▸ Excerpt to read:
On January 8, 2026, university regents postponed the vote following pressure from members of the Nebraska State Legislature. The University of Nebraska board of regents voted on January 15 to approve the acquisition of Clarkson's membership. The merger will be completed by July 2026. To prevent UNMC from taking full control of Nebraska Medicine, the board filed a lawsuit against UNMC that same day. On February 2, 2026, UNMC regents fired the board opposed to the merger and replaced them with an interim board. Under the new leadership, Nebraska Medicine dropped the lawsuit.

==Operations and staff==
Nebraska Medicine's primary care clinics use a "patient-centered medical home model of care," which involves giving patients a "team" of healthcare providers, including "primary care doctors, pharmacists, nutritionists, behavioral health professionals and other providers", such as social workers and dietitians. Primarily serving the metro Omaha area and several counties in Iowa, during its 2024 fiscal year, it had 31,147 discharges, 842,310 in-person primary and specialty patient visits, 91,269 telehealth visits, and 97,800 emergency department visits.

Nebraska Medicine operates emergency departments out of its two major hospitals in Omaha and Bellevue. Nebraska Medicine's main campus, Nebraska Medical Center, is located in midtown Omaha and anchored by several multi-story buildings and facilities. Additional facilities include over 70 outpatient clinics serving 809 licensed beds.

=== Board ===
Nebraska Medicine is governed by a central board. The central board is made up of the University of Nebraska Medical Center and Clarkson Regional Health Services. Both UNMC and Clarkson were owners of the previous hospitals prior to the formation of Nebraska Medicine. Additionally, both UNMC and Clarkson both have a 50% presence in the board. Buildings on Nebraska Medicine's primary campus are owned by UNMC and Clarkson Regional Health Services.

▸ Record set:

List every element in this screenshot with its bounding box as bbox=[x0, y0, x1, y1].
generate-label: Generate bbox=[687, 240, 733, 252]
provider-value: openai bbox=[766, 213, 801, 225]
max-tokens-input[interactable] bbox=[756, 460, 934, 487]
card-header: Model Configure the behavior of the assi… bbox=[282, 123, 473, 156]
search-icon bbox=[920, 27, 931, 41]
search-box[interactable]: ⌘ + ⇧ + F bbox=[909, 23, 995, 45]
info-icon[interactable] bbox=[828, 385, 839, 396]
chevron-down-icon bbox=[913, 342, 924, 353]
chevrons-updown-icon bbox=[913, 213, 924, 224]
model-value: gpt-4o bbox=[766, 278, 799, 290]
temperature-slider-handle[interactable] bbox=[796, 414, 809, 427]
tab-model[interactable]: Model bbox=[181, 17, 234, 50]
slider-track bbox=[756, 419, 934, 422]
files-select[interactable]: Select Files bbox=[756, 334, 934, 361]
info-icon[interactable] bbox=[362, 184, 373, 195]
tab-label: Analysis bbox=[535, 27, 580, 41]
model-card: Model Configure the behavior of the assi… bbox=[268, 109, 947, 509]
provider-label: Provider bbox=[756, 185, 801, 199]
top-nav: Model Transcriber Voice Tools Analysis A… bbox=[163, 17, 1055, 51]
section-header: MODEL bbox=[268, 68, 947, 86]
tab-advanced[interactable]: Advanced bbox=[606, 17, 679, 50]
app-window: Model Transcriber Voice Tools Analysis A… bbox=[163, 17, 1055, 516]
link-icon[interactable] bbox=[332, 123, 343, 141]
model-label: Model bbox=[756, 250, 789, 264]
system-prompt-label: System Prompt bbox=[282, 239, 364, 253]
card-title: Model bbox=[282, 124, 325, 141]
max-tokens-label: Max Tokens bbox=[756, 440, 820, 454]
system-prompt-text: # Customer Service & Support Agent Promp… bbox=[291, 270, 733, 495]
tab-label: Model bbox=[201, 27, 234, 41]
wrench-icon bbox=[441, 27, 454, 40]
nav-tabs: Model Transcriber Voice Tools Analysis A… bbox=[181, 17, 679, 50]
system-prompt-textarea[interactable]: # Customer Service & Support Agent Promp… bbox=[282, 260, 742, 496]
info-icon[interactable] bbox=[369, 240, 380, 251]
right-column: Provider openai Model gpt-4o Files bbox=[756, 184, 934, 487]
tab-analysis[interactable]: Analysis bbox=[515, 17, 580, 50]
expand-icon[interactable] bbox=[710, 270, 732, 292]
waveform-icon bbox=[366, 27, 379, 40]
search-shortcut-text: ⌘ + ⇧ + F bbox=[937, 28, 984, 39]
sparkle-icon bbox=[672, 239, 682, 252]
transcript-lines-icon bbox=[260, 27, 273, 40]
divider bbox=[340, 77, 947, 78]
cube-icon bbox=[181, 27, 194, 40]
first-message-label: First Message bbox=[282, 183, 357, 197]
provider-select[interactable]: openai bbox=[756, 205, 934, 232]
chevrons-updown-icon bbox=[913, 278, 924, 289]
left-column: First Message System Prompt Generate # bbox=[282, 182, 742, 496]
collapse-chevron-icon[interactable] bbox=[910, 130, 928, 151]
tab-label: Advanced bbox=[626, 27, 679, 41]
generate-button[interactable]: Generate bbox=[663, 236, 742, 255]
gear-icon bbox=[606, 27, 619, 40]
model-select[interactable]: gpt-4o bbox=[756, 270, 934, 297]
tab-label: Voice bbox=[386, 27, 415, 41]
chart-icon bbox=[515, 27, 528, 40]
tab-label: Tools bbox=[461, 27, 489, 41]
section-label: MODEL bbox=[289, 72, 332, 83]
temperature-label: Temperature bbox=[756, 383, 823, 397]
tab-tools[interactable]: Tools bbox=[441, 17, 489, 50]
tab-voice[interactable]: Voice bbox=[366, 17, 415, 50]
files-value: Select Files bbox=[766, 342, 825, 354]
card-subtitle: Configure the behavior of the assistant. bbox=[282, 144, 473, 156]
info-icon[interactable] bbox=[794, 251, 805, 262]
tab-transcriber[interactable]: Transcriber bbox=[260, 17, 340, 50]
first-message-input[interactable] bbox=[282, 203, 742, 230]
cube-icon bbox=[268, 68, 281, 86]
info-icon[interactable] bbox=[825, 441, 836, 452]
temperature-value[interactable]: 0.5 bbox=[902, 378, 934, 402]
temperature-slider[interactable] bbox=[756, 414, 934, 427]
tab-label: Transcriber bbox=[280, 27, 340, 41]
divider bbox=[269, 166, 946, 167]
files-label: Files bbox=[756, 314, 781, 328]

▸ Task 1: From the Nebraska Medicine text, list every patient-activity figure given for the 2024 fiscal year, with what each one counts.
▸ Task 2: Resume the Nebraska Medicine text, starting after its last sentence about who owns the buildings on the primary campus.
The material is not needed for anything that follows.

▸ Written response 1:
- 31,147 discharges
- 842,310 in-person primary and specialty patient visits
- 91,269 telehealth visits
- 97,800 emergency department visits

▸ Written response 2:
===Certifications and programs===
In 2024, U.S. News & World Report ranked Nebraska Medicine as the best regional hospital in Nebraska. Its oncology and gastroenterology and G.I. surgery programs ranked in the top 50 nationwide, and the treatment of cancer, gastroenterology, neurology, neurosurgery, COPD, colon cancer surgery, heart bypass surgery, heart failure treatment, and hip replacement. The company has full ownership of two hospitals and 70 specialty and primary care clinics in and around Omaha. Nebraska Medicine's main campus, Nebraska Medical Center, has 718 beds, while its Bellevue Medical Center campus has 91 beds. The company operates the largest of only four dedicated biocontainment units in the United States, and is particularly recognized for programs in fields such as organ transplantation cancer treatment, gastroenterology, neurology, neurosurgery, COPD, heart bypass surgery, heart failure treatment, and hip replacement. Nebraska Medical Center was ranked the No. 1 hospital in Nebraska and in Omaha by U.S. News & World Report in 2024, for the 13th straight year.

Nebraska Medicine is known internationally for bone marrow and organ transplantation. Nebraska Medicine's stroke program, heart failure program and acute myocardial infarction program received the "Gold Seal of Approval" certification from The Joint Commission in 2017. The Joint Commission also certified the company in inpatient diabetes and lung transplantation in 2017, and the Comprehensive Epilepsy Center at Nebraska Medicine was certified as a level 4 epilepsy center by the National Association of Epilepsy Centers, the highest rating.

==Facilities==

Nebraska Medicine operates two hospitals and 70 specialty and primary care clinics. It also operates five immediate-care clinics in Omaha and surrounding cities: Chalco Health Center; Eagle Run Health Center; Family Medicine at Bellevue Clinic; and Midtown Health Center. and Fontenelle Health Center. Nebraska Medicine's main hospital, the Nebraska Medical Center, is shared with the University of Nebraska Medical Center and is located on UNMC's campus. Nebraska Medicine additionally operates another hospital in Bellevue known as Bellevue Medical Center.